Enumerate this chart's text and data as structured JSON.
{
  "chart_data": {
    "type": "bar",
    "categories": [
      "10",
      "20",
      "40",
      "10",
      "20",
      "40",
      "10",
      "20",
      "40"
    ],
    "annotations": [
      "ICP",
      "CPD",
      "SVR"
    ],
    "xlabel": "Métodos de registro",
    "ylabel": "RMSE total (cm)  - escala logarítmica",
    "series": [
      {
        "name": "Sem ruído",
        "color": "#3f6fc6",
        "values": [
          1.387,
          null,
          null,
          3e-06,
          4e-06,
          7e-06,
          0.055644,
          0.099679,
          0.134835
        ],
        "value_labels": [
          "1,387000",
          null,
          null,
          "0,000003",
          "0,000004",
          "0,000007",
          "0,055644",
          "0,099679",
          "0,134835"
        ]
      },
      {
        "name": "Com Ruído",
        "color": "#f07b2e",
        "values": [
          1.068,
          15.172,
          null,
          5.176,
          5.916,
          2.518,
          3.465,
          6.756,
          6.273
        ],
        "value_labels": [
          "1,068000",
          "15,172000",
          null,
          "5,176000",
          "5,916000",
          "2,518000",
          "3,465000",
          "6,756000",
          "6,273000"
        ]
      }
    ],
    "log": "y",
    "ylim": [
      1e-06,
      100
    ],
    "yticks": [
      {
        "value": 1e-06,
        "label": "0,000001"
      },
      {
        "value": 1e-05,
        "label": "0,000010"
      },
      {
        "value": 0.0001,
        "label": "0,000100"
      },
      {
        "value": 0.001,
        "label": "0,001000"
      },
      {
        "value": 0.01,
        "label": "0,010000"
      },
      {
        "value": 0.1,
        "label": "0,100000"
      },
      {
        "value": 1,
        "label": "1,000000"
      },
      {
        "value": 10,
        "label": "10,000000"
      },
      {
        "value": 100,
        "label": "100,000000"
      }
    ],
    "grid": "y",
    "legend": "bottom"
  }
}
__________________________________________________
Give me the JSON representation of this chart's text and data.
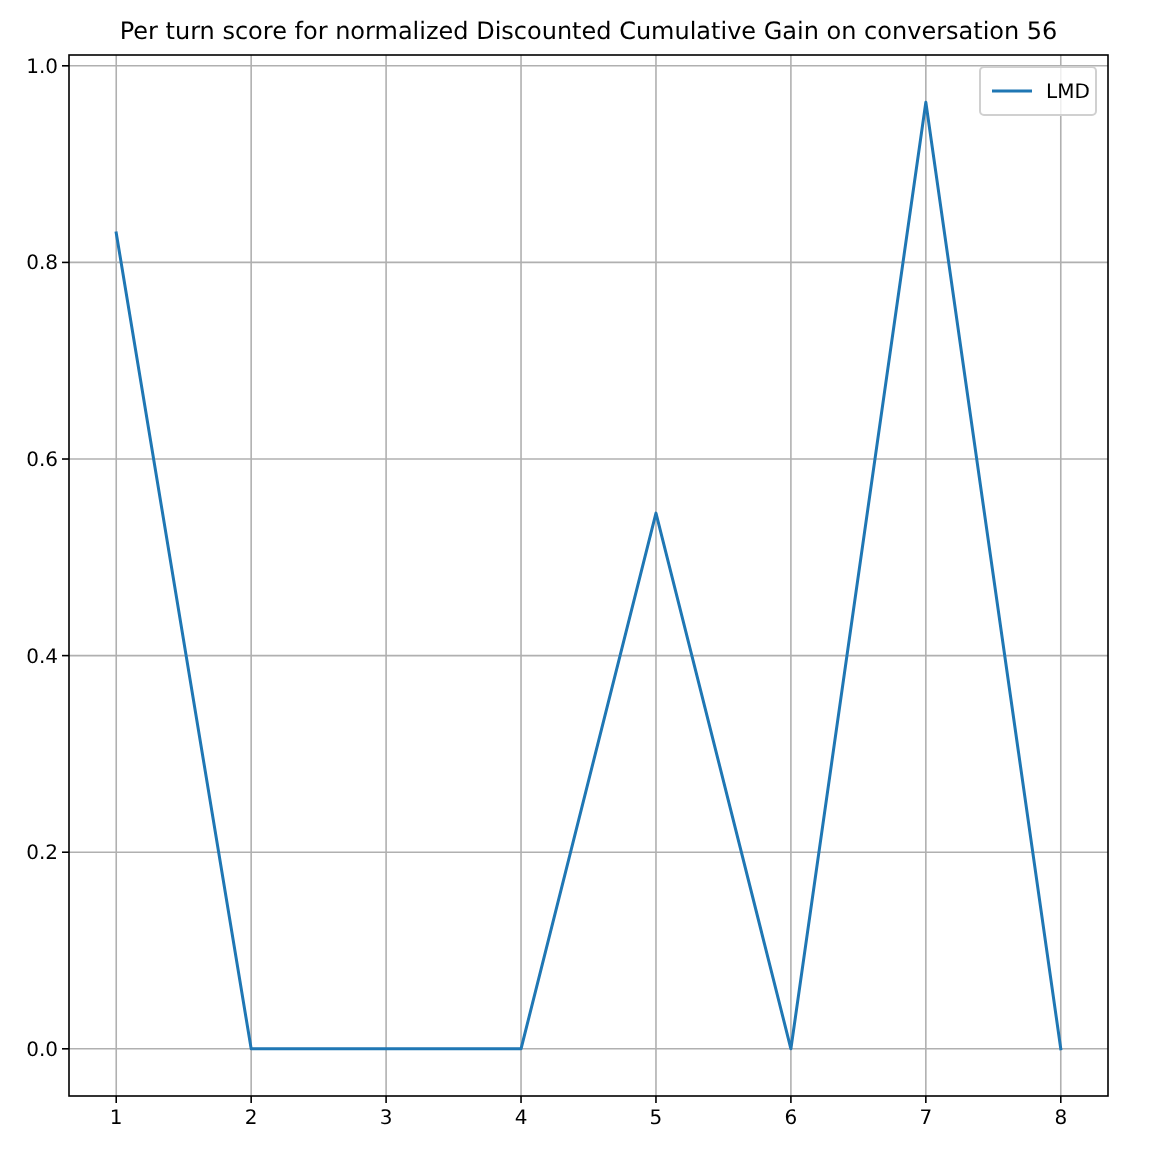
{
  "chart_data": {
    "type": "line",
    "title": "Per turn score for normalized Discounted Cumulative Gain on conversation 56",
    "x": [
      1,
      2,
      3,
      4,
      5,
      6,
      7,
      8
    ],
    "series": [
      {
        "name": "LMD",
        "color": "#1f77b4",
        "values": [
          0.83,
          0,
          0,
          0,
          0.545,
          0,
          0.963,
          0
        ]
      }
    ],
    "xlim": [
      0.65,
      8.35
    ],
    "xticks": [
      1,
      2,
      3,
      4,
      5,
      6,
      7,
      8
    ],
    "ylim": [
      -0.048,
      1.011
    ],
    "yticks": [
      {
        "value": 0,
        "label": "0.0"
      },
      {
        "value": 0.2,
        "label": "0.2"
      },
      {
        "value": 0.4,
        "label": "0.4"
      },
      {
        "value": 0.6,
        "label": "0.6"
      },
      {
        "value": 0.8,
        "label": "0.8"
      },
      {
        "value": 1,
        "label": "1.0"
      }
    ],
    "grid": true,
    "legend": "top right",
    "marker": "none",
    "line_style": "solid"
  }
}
__________________________________________________
WHAT IS BEING ASKED
Your answer should be a single number: the count of lines that contain "name".

OUTPUT FOR THIS EXERCISE
3